▶ [INSTRUCTIONS FOR THE TASK] Which lines in the records below contain the word "Amit"? Copy each of them.
## begin
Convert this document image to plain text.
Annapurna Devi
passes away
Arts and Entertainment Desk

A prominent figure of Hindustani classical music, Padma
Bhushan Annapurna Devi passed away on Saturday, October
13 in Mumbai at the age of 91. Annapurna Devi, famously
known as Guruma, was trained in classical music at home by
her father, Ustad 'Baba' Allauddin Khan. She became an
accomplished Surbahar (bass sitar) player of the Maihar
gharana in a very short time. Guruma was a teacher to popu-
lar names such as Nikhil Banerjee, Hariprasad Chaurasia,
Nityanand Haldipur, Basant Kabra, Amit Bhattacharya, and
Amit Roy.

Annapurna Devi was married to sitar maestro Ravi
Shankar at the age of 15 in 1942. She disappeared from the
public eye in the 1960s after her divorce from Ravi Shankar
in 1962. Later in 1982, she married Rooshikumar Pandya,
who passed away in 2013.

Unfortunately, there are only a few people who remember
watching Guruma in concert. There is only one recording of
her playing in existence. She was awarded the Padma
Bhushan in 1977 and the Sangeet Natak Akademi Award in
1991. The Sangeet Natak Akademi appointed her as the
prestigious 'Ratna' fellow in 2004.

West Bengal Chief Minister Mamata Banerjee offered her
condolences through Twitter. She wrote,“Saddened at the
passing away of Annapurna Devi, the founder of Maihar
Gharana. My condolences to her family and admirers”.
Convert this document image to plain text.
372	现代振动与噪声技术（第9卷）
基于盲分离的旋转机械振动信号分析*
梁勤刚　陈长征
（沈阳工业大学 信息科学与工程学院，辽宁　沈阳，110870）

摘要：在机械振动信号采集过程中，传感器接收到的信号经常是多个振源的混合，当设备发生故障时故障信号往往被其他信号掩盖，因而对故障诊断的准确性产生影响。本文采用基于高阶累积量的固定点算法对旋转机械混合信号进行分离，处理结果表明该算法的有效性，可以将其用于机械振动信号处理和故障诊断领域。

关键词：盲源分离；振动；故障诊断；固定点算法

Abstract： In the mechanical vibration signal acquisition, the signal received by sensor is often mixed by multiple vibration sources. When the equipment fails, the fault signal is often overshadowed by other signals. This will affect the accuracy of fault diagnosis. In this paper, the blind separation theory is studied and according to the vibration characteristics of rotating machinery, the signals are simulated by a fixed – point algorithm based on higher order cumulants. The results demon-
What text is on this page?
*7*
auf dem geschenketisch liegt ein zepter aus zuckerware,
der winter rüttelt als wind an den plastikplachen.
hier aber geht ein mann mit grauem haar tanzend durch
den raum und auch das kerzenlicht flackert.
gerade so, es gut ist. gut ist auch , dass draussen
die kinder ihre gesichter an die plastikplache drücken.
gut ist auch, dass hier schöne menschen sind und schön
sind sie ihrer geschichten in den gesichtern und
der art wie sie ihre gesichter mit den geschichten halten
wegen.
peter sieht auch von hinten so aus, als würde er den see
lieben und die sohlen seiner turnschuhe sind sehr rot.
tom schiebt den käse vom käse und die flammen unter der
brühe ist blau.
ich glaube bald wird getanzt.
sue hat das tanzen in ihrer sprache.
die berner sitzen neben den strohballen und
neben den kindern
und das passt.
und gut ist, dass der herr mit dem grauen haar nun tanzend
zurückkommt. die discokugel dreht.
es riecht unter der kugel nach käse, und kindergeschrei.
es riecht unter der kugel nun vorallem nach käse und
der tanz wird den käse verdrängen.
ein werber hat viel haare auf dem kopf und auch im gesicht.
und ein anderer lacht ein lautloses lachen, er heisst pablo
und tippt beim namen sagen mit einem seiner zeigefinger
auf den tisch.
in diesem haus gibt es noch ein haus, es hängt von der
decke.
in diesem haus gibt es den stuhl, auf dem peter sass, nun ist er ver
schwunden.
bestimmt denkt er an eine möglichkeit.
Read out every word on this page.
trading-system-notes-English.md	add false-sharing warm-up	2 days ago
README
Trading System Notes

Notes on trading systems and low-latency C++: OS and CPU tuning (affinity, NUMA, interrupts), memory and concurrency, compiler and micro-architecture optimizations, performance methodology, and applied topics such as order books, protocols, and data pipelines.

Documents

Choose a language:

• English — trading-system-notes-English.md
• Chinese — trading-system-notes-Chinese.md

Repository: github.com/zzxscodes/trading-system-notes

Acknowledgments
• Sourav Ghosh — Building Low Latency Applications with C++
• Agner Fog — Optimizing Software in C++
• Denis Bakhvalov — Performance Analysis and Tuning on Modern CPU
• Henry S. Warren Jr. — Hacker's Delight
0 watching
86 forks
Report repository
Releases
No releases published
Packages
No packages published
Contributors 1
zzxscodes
## end
▶ [FULL ANSWER]
Nityanand Haldipur, Basant Kabra, Amit Bhattacharya, and
Amit Roy.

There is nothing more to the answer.